Look through the material below for "sisällä". Copy every line that contains it.

###

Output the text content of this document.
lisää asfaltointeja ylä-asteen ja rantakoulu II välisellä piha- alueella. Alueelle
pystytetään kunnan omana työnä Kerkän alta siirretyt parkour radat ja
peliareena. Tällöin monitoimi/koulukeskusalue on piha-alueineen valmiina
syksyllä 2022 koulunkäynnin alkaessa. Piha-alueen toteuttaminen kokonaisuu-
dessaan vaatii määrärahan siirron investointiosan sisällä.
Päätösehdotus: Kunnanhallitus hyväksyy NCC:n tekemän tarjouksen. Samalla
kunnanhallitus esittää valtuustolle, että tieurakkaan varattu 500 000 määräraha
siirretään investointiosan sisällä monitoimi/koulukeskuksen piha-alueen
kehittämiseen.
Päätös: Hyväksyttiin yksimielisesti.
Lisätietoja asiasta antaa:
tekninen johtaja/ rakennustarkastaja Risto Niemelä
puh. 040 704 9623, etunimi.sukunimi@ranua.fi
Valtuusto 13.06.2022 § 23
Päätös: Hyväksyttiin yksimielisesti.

###

RESULT:
dessaan vaatii määrärahan siirron investointiosan sisällä.
siirretään investointiosan sisällä monitoimi/koulukeskuksen piha-alueen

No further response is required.